══ Information provided ══
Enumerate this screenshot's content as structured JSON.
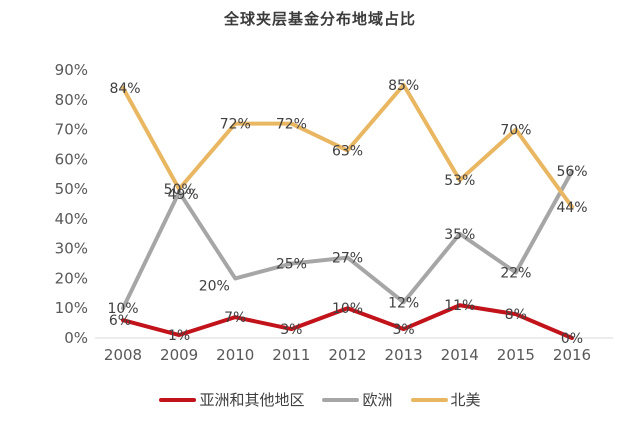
{
  "title": "全球夹层基金分布地域占比",
  "chart_data": {
    "type": "line",
    "title": "全球夹层基金分布地域占比",
    "categories": [
      "2008",
      "2009",
      "2010",
      "2011",
      "2012",
      "2013",
      "2014",
      "2015",
      "2016"
    ],
    "series": [
      {
        "name": "亚洲和其他地区",
        "color": "#c2131b",
        "values": [
          6,
          1,
          7,
          3,
          10,
          3,
          11,
          8,
          0
        ],
        "labels": [
          "6%",
          "1%",
          "7%",
          "3%",
          "10%",
          "3%",
          "11%",
          "8%",
          "0%"
        ]
      },
      {
        "name": "欧洲",
        "color": "#a6a6a6",
        "values": [
          10,
          49,
          20,
          25,
          27,
          12,
          35,
          22,
          56
        ],
        "labels": [
          "10%",
          "49%",
          "20%",
          "25%",
          "27%",
          "12%",
          "35%",
          "22%",
          "56%"
        ]
      },
      {
        "name": "北美",
        "color": "#e9b762",
        "values": [
          84,
          50,
          72,
          72,
          63,
          85,
          53,
          70,
          44
        ],
        "labels": [
          "84%",
          "50%",
          "72%",
          "72%",
          "63%",
          "85%",
          "53%",
          "70%",
          "44%"
        ]
      }
    ],
    "xlabel": "",
    "ylabel": "",
    "ylim": [
      0,
      90
    ],
    "ytick_step": 10,
    "yticks": [
      "0%",
      "10%",
      "20%",
      "30%",
      "40%",
      "50%",
      "60%",
      "70%",
      "80%",
      "90%"
    ],
    "grid": false,
    "legend_position": "bottom",
    "axis_line_color": "#d9d9d9",
    "axis_text_color": "#595959",
    "data_label_color": "#404040"
  }
}
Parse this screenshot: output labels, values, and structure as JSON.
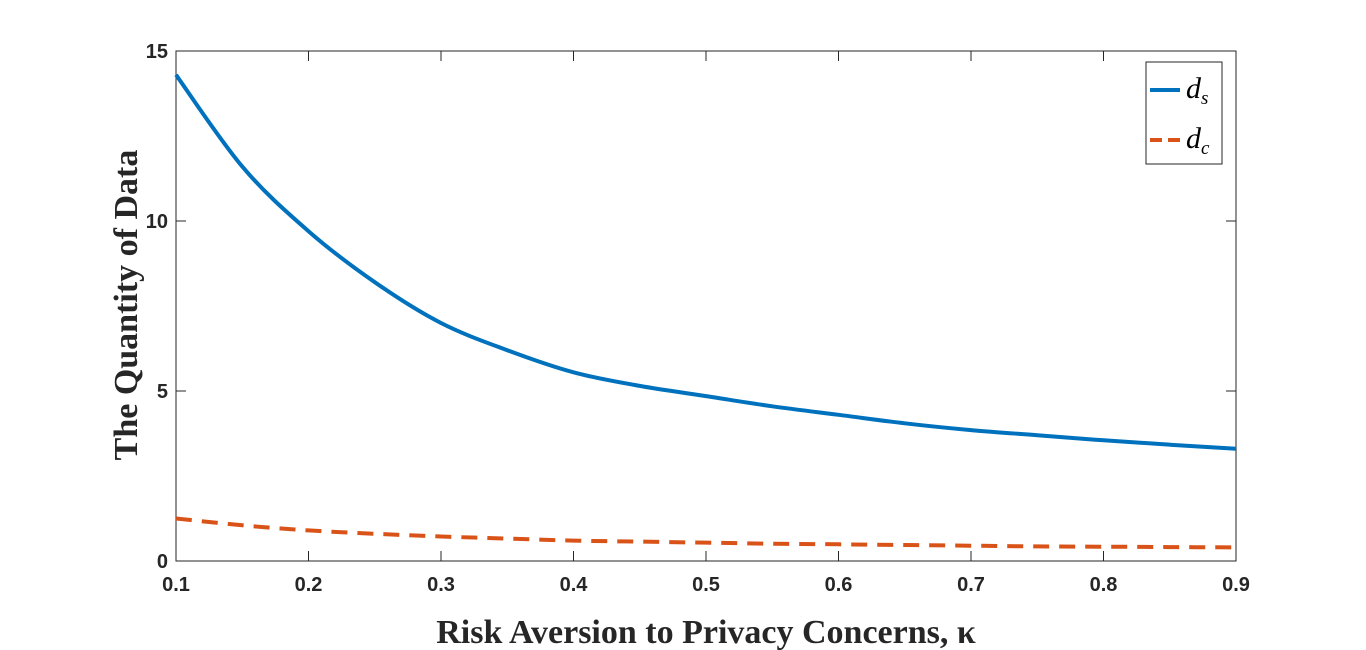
{
  "chart_data": {
    "type": "line",
    "xlabel": "Risk Aversion to Privacy Concerns, κ",
    "ylabel": "The Quantity of Data",
    "xlim": [
      0.1,
      0.9
    ],
    "ylim": [
      0,
      15
    ],
    "xticks": [
      "0.1",
      "0.2",
      "0.3",
      "0.4",
      "0.5",
      "0.6",
      "0.7",
      "0.8",
      "0.9"
    ],
    "yticks": [
      "0",
      "5",
      "10",
      "15"
    ],
    "grid": false,
    "legend_position": "top-right",
    "series": [
      {
        "name": "d_s",
        "legend_main": "d",
        "legend_sub": "s",
        "color": "#0072BD",
        "style": "solid",
        "x": [
          0.1,
          0.15,
          0.2,
          0.25,
          0.3,
          0.35,
          0.4,
          0.45,
          0.5,
          0.55,
          0.6,
          0.65,
          0.7,
          0.75,
          0.8,
          0.85,
          0.9
        ],
        "y": [
          14.3,
          11.6,
          9.7,
          8.2,
          7.0,
          6.2,
          5.55,
          5.15,
          4.85,
          4.55,
          4.3,
          4.05,
          3.85,
          3.7,
          3.55,
          3.42,
          3.3
        ]
      },
      {
        "name": "d_c",
        "legend_main": "d",
        "legend_sub": "c",
        "color": "#D95319",
        "style": "dashed",
        "x": [
          0.1,
          0.15,
          0.2,
          0.25,
          0.3,
          0.35,
          0.4,
          0.45,
          0.5,
          0.55,
          0.6,
          0.65,
          0.7,
          0.75,
          0.8,
          0.85,
          0.9
        ],
        "y": [
          1.25,
          1.05,
          0.9,
          0.8,
          0.72,
          0.66,
          0.6,
          0.57,
          0.54,
          0.51,
          0.49,
          0.47,
          0.45,
          0.43,
          0.42,
          0.41,
          0.4
        ]
      }
    ]
  }
}
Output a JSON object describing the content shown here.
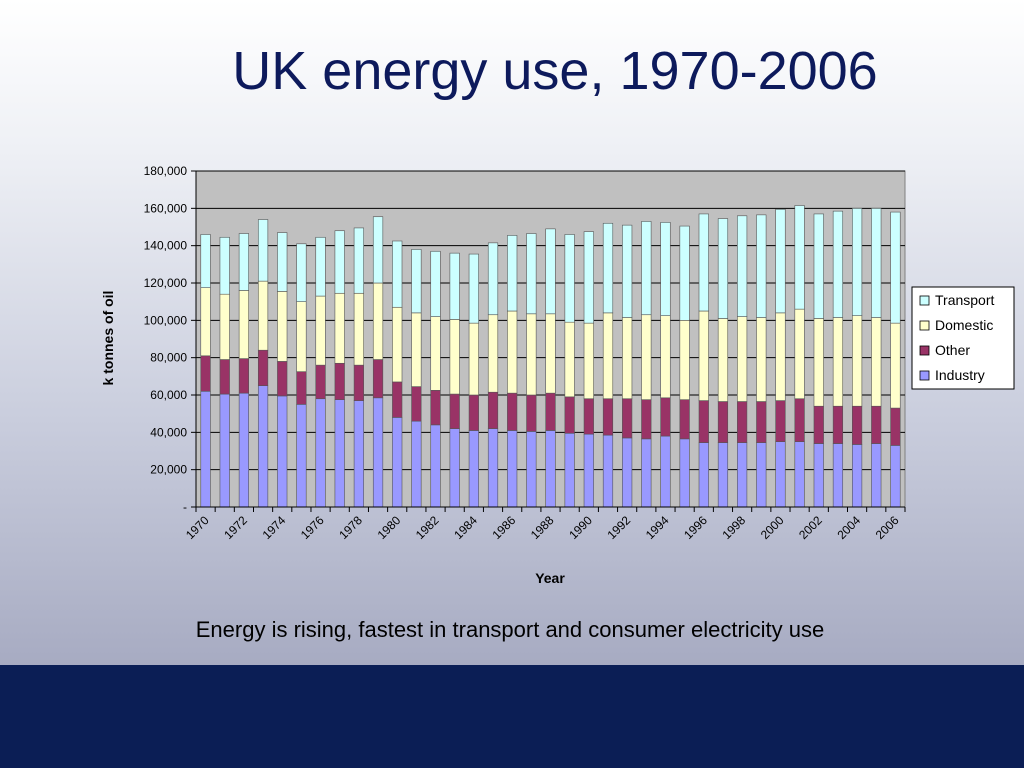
{
  "slide": {
    "title": "UK energy use, 1970-2006",
    "caption": "Energy is rising, fastest in transport and consumer electricity use"
  },
  "chart_data": {
    "type": "bar",
    "stacked": true,
    "title": "",
    "xlabel": "Year",
    "ylabel": "k tonnes of oil",
    "ylim": [
      0,
      180000
    ],
    "yticks": [
      "-",
      "20,000",
      "40,000",
      "60,000",
      "80,000",
      "100,000",
      "120,000",
      "140,000",
      "160,000",
      "180,000"
    ],
    "ytick_values": [
      0,
      20000,
      40000,
      60000,
      80000,
      100000,
      120000,
      140000,
      160000,
      180000
    ],
    "xtick_labels": [
      "1970",
      "1972",
      "1974",
      "1976",
      "1978",
      "1980",
      "1982",
      "1984",
      "1986",
      "1988",
      "1990",
      "1992",
      "1994",
      "1996",
      "1998",
      "2000",
      "2002",
      "2004",
      "2006"
    ],
    "grid": true,
    "legend_position": "right",
    "plot_background": "#c0c0c0",
    "categories": [
      "1970",
      "1971",
      "1972",
      "1973",
      "1974",
      "1975",
      "1976",
      "1977",
      "1978",
      "1979",
      "1980",
      "1981",
      "1982",
      "1983",
      "1984",
      "1985",
      "1986",
      "1987",
      "1988",
      "1989",
      "1990",
      "1991",
      "1992",
      "1993",
      "1994",
      "1995",
      "1996",
      "1997",
      "1998",
      "1999",
      "2000",
      "2001",
      "2002",
      "2003",
      "2004",
      "2005",
      "2006"
    ],
    "series": [
      {
        "name": "Industry",
        "color": "#9999ff",
        "values": [
          62000,
          60500,
          61000,
          65000,
          59500,
          55000,
          58000,
          57500,
          57000,
          58500,
          48000,
          46000,
          44000,
          42000,
          41000,
          42000,
          41000,
          40500,
          41000,
          39500,
          39000,
          38500,
          37000,
          36500,
          38000,
          36500,
          34500,
          34500,
          34500,
          34500,
          35000,
          35000,
          34000,
          34000,
          33500,
          34000,
          33000
        ]
      },
      {
        "name": "Other",
        "color": "#993366",
        "values": [
          19000,
          18500,
          18500,
          19000,
          18500,
          17500,
          18000,
          19500,
          19000,
          20500,
          19000,
          18500,
          18500,
          18500,
          19000,
          19500,
          20000,
          19500,
          20000,
          19500,
          19000,
          19500,
          21000,
          21000,
          20500,
          21000,
          22500,
          22000,
          22000,
          22000,
          22000,
          23000,
          20000,
          20000,
          20500,
          20000,
          20000
        ]
      },
      {
        "name": "Domestic",
        "color": "#ffffcc",
        "values": [
          36500,
          35000,
          36500,
          37000,
          37500,
          37500,
          37000,
          37500,
          38500,
          41000,
          40000,
          39500,
          39500,
          40000,
          38500,
          41500,
          44000,
          43500,
          42500,
          40000,
          40500,
          46000,
          43500,
          45500,
          44000,
          42500,
          48000,
          44500,
          45500,
          45000,
          47000,
          48000,
          47000,
          47500,
          48500,
          47500,
          45500
        ]
      },
      {
        "name": "Transport",
        "color": "#ccffff",
        "values": [
          28500,
          30500,
          30500,
          33000,
          31500,
          31000,
          31500,
          33500,
          35000,
          35500,
          35500,
          34000,
          35000,
          35500,
          37000,
          38500,
          40500,
          43000,
          45500,
          47000,
          49000,
          48000,
          49500,
          50000,
          50000,
          50500,
          52000,
          53500,
          54000,
          55000,
          55500,
          55500,
          56000,
          57000,
          57500,
          58500,
          59500
        ]
      }
    ]
  }
}
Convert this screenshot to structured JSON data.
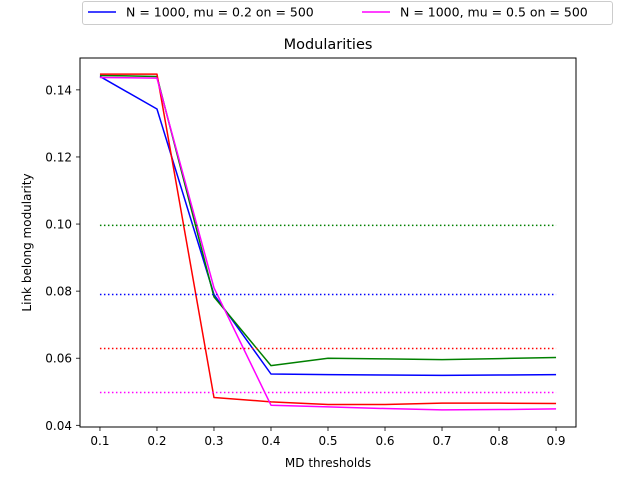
{
  "chart_data": {
    "type": "line",
    "title": "Modularities",
    "xlabel": "MD thresholds",
    "ylabel": "Link belong modularity",
    "xlim": [
      0.065,
      0.935
    ],
    "ylim": [
      0.0395,
      0.1495
    ],
    "x_ticks": [
      "0.1",
      "0.2",
      "0.3",
      "0.4",
      "0.5",
      "0.6",
      "0.7",
      "0.8",
      "0.9"
    ],
    "y_ticks": [
      "0.04",
      "0.06",
      "0.08",
      "0.10",
      "0.12",
      "0.14"
    ],
    "grid": false,
    "legend_position": "top-center, above axes",
    "legend": [
      {
        "label": "N = 1000, mu = 0.2 on = 500",
        "color": "#0000ff"
      },
      {
        "label": "N = 1000, mu = 0.5 on = 500",
        "color": "#ff00ff"
      }
    ],
    "series": [
      {
        "color": "#0000ff",
        "style": "solid",
        "x": [
          0.1,
          0.2,
          0.3,
          0.4,
          0.5,
          0.6,
          0.7,
          0.8,
          0.9
        ],
        "y": [
          0.144,
          0.1343,
          0.079,
          0.0553,
          0.0551,
          0.055,
          0.0549,
          0.055,
          0.0551
        ]
      },
      {
        "color": "#008000",
        "style": "solid",
        "x": [
          0.1,
          0.2,
          0.3,
          0.4,
          0.5,
          0.6,
          0.7,
          0.8,
          0.9
        ],
        "y": [
          0.1443,
          0.144,
          0.0783,
          0.0578,
          0.06,
          0.0598,
          0.0596,
          0.0599,
          0.0602
        ]
      },
      {
        "color": "#ff0000",
        "style": "solid",
        "x": [
          0.1,
          0.2,
          0.3,
          0.4,
          0.5,
          0.6,
          0.7,
          0.8,
          0.9
        ],
        "y": [
          0.1447,
          0.1447,
          0.0483,
          0.047,
          0.0462,
          0.0462,
          0.0466,
          0.0466,
          0.0465
        ]
      },
      {
        "color": "#ff00ff",
        "style": "solid",
        "x": [
          0.1,
          0.2,
          0.3,
          0.4,
          0.5,
          0.6,
          0.7,
          0.8,
          0.9
        ],
        "y": [
          0.1437,
          0.1435,
          0.081,
          0.046,
          0.0455,
          0.045,
          0.0446,
          0.0447,
          0.0449
        ]
      },
      {
        "color": "#008000",
        "style": "dotted",
        "x": [
          0.1,
          0.9
        ],
        "y": [
          0.0996,
          0.0996
        ]
      },
      {
        "color": "#0000ff",
        "style": "dotted",
        "x": [
          0.1,
          0.9
        ],
        "y": [
          0.079,
          0.079
        ]
      },
      {
        "color": "#ff0000",
        "style": "dotted",
        "x": [
          0.1,
          0.9
        ],
        "y": [
          0.0629,
          0.0629
        ]
      },
      {
        "color": "#ff00ff",
        "style": "dotted",
        "x": [
          0.1,
          0.9
        ],
        "y": [
          0.0498,
          0.0498
        ]
      }
    ]
  }
}
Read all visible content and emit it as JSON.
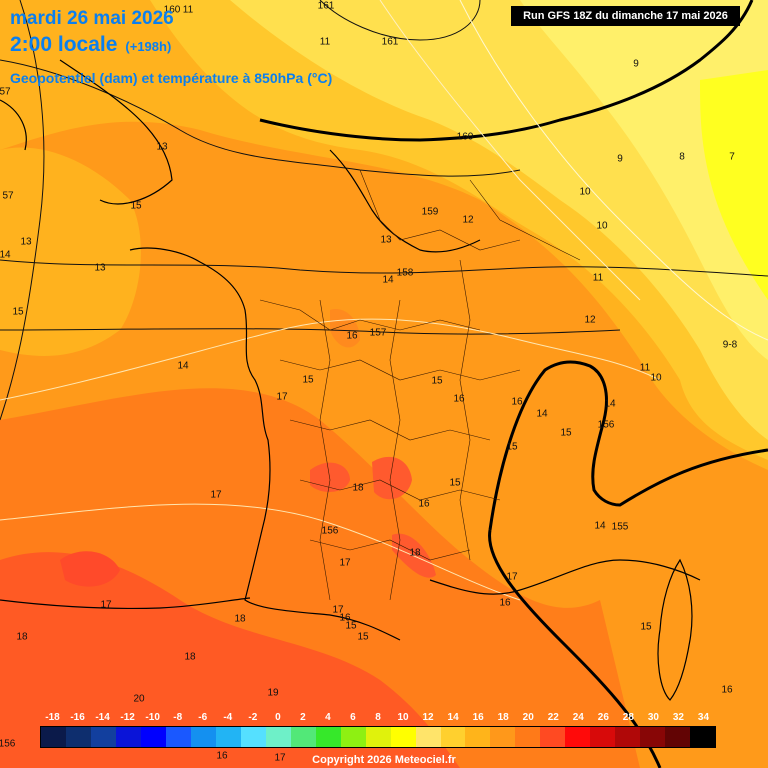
═══
- **What needs to be done**
Gather from the entries above all lines that include the string "全球夹层基金分布地域占比".

- **Task result**
  "title": "全球夹层基金分布地域占比",
    "title": "全球夹层基金分布地域占比",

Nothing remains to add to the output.